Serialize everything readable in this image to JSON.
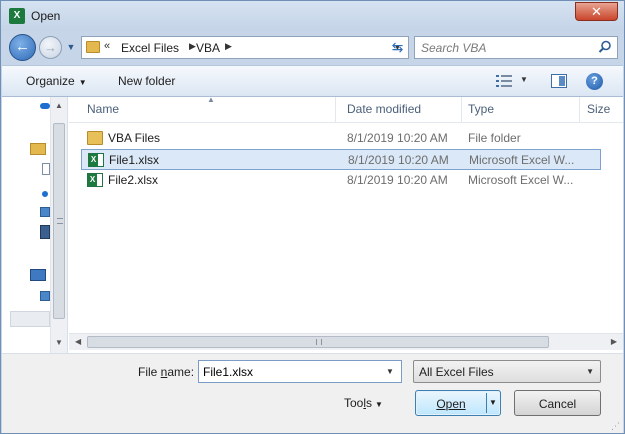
{
  "window": {
    "title": "Open",
    "app_icon": "excel-icon",
    "close_label": "✕"
  },
  "address_bar": {
    "overflow_chevron": "«",
    "crumbs": [
      "Excel Files",
      "VBA"
    ],
    "separator": "▶"
  },
  "search": {
    "placeholder": "Search VBA",
    "value": ""
  },
  "toolbar": {
    "organize_label": "Organize",
    "new_folder_label": "New folder"
  },
  "columns": {
    "name": "Name",
    "date_modified": "Date modified",
    "type": "Type",
    "size": "Size"
  },
  "files": [
    {
      "name": "VBA Files",
      "date": "8/1/2019 10:20 AM",
      "type": "File folder",
      "icon": "folder-icon",
      "selected": false
    },
    {
      "name": "File1.xlsx",
      "date": "8/1/2019 10:20 AM",
      "type": "Microsoft Excel W...",
      "icon": "excel-file-icon",
      "selected": true
    },
    {
      "name": "File2.xlsx",
      "date": "8/1/2019 10:20 AM",
      "type": "Microsoft Excel W...",
      "icon": "excel-file-icon",
      "selected": false
    }
  ],
  "bottom": {
    "file_name_label_pre": "File ",
    "file_name_label_u": "n",
    "file_name_label_post": "ame:",
    "file_name_value": "File1.xlsx",
    "filter_value": "All Excel Files",
    "tools_label_pre": "Too",
    "tools_label_u": "l",
    "tools_label_post": "s",
    "open_label": "Open",
    "cancel_label": "Cancel"
  },
  "colors": {
    "selection_bg": "#dbe8f7",
    "selection_border": "#7da2ce",
    "accent": "#2d6bb6"
  }
}
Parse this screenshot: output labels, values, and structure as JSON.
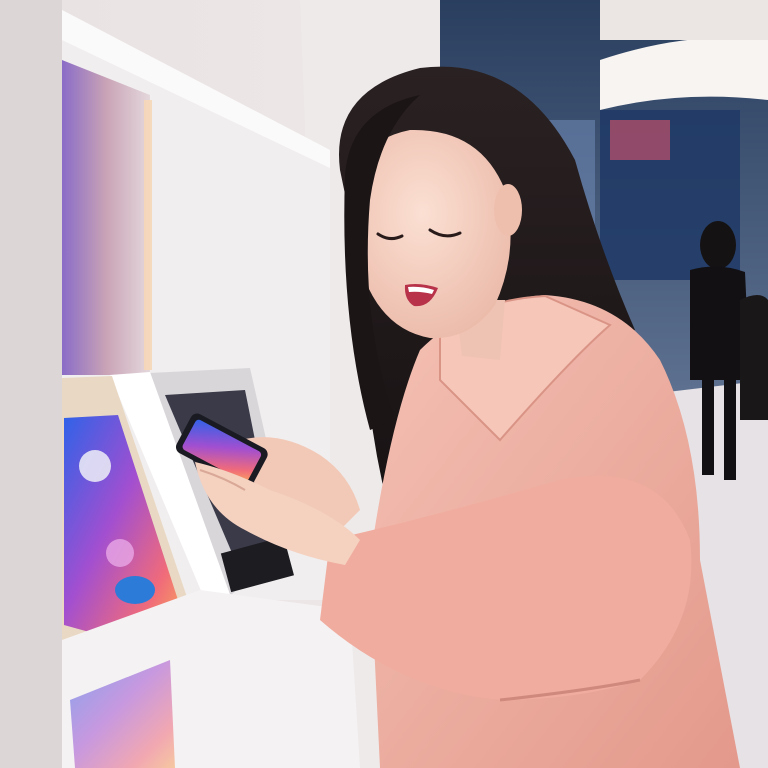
{
  "scene": {
    "description_visible_text": [],
    "palette": {
      "wall": "#ece6e6",
      "shelf": "#f3f0f1",
      "coat": "#f0b3a6",
      "coat_shadow": "#d58f83",
      "hair": "#1e1718",
      "skin": "#f6d3c4",
      "store_back": "#2b3f5e",
      "screen_glow_a": "#5b3ee0",
      "screen_glow_b": "#f08a5b"
    }
  }
}
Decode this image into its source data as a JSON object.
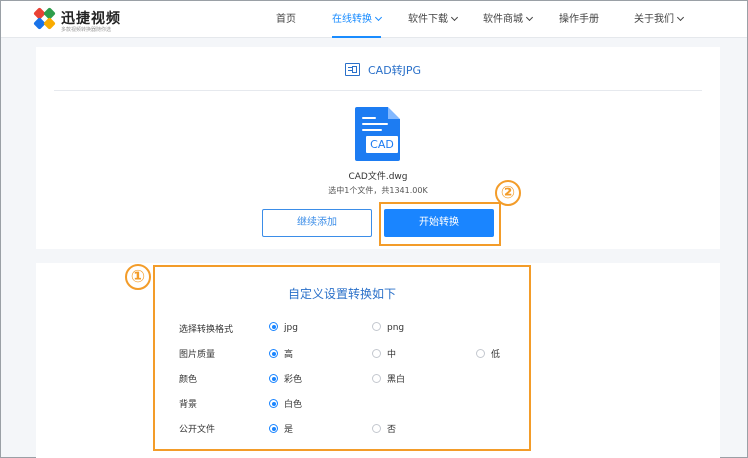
{
  "header": {
    "brand": "迅捷视频",
    "brand_sub": "多款视频转换器随你选",
    "nav": [
      {
        "label": "首页",
        "active": false
      },
      {
        "label": "在线转换",
        "active": true
      },
      {
        "label": "软件下载",
        "active": false
      },
      {
        "label": "软件商城",
        "active": false
      },
      {
        "label": "操作手册",
        "active": false
      },
      {
        "label": "关于我们",
        "active": false
      }
    ]
  },
  "tool": {
    "title": "CAD转JPG",
    "icon": "image-file-icon"
  },
  "file": {
    "icon_tag": "CAD",
    "name": "CAD文件.dwg",
    "summary": "选中1个文件，共1341.00K"
  },
  "actions": {
    "continue_label": "继续添加",
    "start_label": "开始转换"
  },
  "annotations": {
    "step1": "①",
    "step2": "②",
    "color": "#f39c29"
  },
  "settings": {
    "title": "自定义设置转换如下",
    "rows": [
      {
        "label": "选择转换格式",
        "options": [
          "jpg",
          "png"
        ],
        "selected": "jpg"
      },
      {
        "label": "图片质量",
        "options": [
          "高",
          "中",
          "低"
        ],
        "selected": "高"
      },
      {
        "label": "颜色",
        "options": [
          "彩色",
          "黑白"
        ],
        "selected": "彩色"
      },
      {
        "label": "背景",
        "options": [
          "白色"
        ],
        "selected": "白色"
      },
      {
        "label": "公开文件",
        "options": [
          "是",
          "否"
        ],
        "selected": "是"
      }
    ]
  },
  "colors": {
    "accent": "#1a85ff",
    "title_blue": "#2a70c9",
    "highlight": "#f39c29"
  }
}
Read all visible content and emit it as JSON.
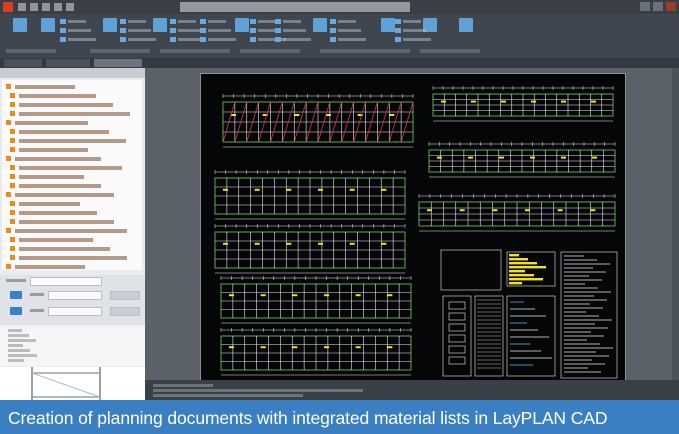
{
  "caption": {
    "text": "Creation of planning documents with integrated material lists in LayPLAN CAD"
  },
  "colors": {
    "caption_background": "#3a7fc2",
    "caption_text": "#ffffff",
    "drawing_background": "#050607",
    "model_space": "#5b6169",
    "ribbon": "#3f4650",
    "accent_orange": "#e88d1e",
    "drawing_highlight_yellow": "#f2e11c",
    "drawing_red": "#d63a3a",
    "drawing_green": "#6fd06f"
  },
  "icons": {
    "app": "application-logo-icon",
    "ribbon": "ribbon-tool-icon",
    "tree_item": "folder-icon"
  }
}
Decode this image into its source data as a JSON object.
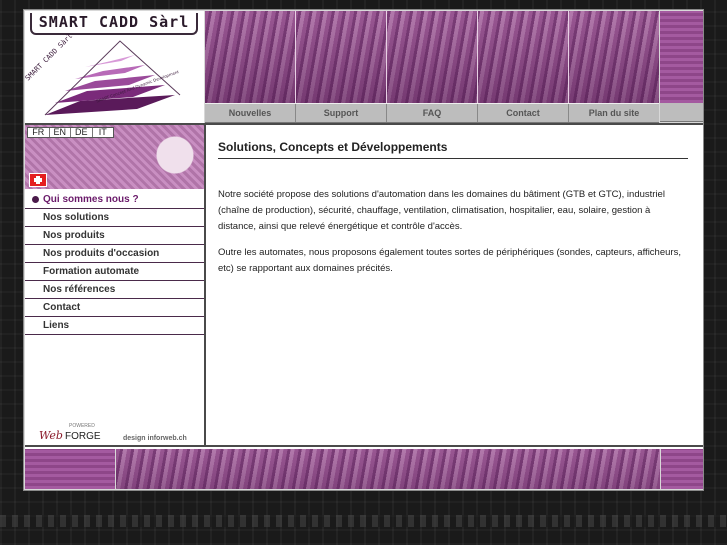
{
  "logo": {
    "title": "SMART CADD Sàrl",
    "arc_text": "SMART CADD Sàrl",
    "tagline": "SMART Concept And Dynamic Development"
  },
  "nav": {
    "items": [
      "Nouvelles",
      "Support",
      "FAQ",
      "Contact",
      "Plan du site"
    ]
  },
  "languages": [
    "FR",
    "EN",
    "DE",
    "IT"
  ],
  "menu": {
    "items": [
      {
        "label": "Qui sommes nous ?",
        "active": true
      },
      {
        "label": "Nos solutions",
        "active": false
      },
      {
        "label": "Nos produits",
        "active": false
      },
      {
        "label": "Nos produits d'occasion",
        "active": false
      },
      {
        "label": "Formation automate",
        "active": false
      },
      {
        "label": "Nos références",
        "active": false
      },
      {
        "label": "Contact",
        "active": false
      },
      {
        "label": "Liens",
        "active": false
      }
    ]
  },
  "powered": {
    "small": "POWERED",
    "web": "Web",
    "forge": "FORGE"
  },
  "design_credit": "design inforweb.ch",
  "main": {
    "title": "Solutions, Concepts et Développements",
    "paragraph1": "Notre société propose des solutions d'automation dans les domaines du bâtiment (GTB et GTC), industriel (chaîne de production), sécurité, chauffage, ventilation, climatisation, hospitalier, eau, solaire, gestion à distance, ainsi que relevé énergétique et contrôle d'accès.",
    "paragraph2": "Outre les automates, nous proposons également toutes sortes de périphériques (sondes, capteurs, afficheurs, etc) se rapportant aux domaines précités."
  },
  "colors": {
    "accent": "#b87cb1",
    "dark_line": "#4a4a4a",
    "active_menu": "#6a1a6a"
  }
}
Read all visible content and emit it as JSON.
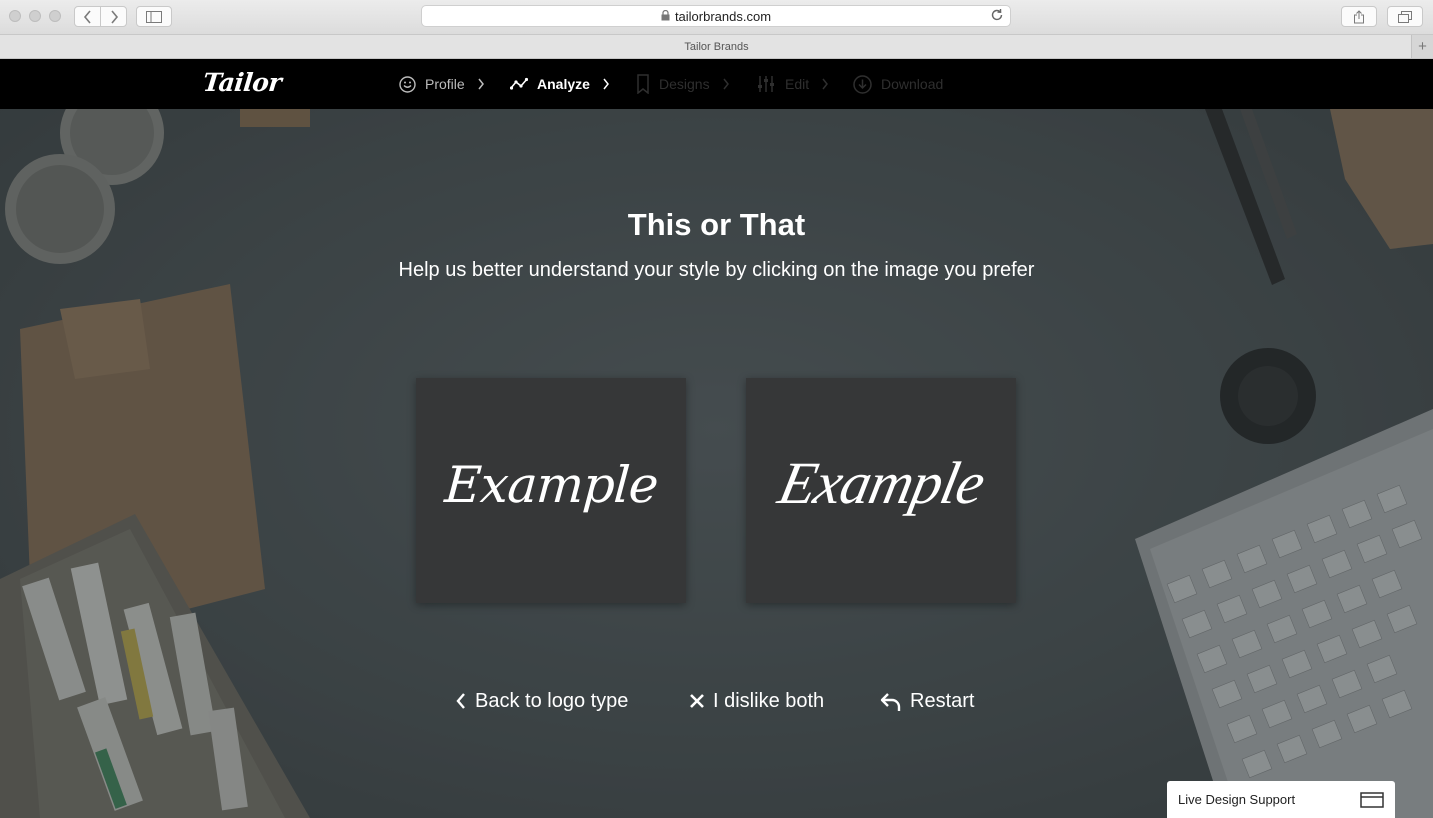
{
  "browser": {
    "url": "tailorbrands.com",
    "tab_title": "Tailor Brands",
    "new_tab_glyph": "+"
  },
  "nav": {
    "logo": "Tailor",
    "steps": [
      {
        "label": "Profile",
        "state": "done",
        "icon": "smiley-icon"
      },
      {
        "label": "Analyze",
        "state": "active",
        "icon": "analyze-graph-icon"
      },
      {
        "label": "Designs",
        "state": "future",
        "icon": "bookmark-icon"
      },
      {
        "label": "Edit",
        "state": "future",
        "icon": "sliders-icon"
      },
      {
        "label": "Download",
        "state": "future",
        "icon": "download-icon"
      }
    ]
  },
  "main": {
    "title": "This or That",
    "subtitle": "Help us better understand your style by clicking on the image you prefer",
    "options": [
      {
        "sample": "Example"
      },
      {
        "sample": "Example"
      }
    ],
    "actions": {
      "back": "Back to logo type",
      "dislike": "I dislike both",
      "restart": "Restart"
    }
  },
  "support": {
    "label": "Live Design Support"
  },
  "colors": {
    "nav_bg": "#000000",
    "card_bg": "#363738",
    "text": "#ffffff"
  }
}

+ + + + + + +

### PROBLEM DESCRIPTION
Copy out every line in the entries above that holds "SMART".

### ANSWER TO THIS EXERCISE
    "title": "SMART CADD Sàrl",
    "arc_text": "SMART CADD Sàrl",
    "tagline": "SMART Concept And Dynamic Development"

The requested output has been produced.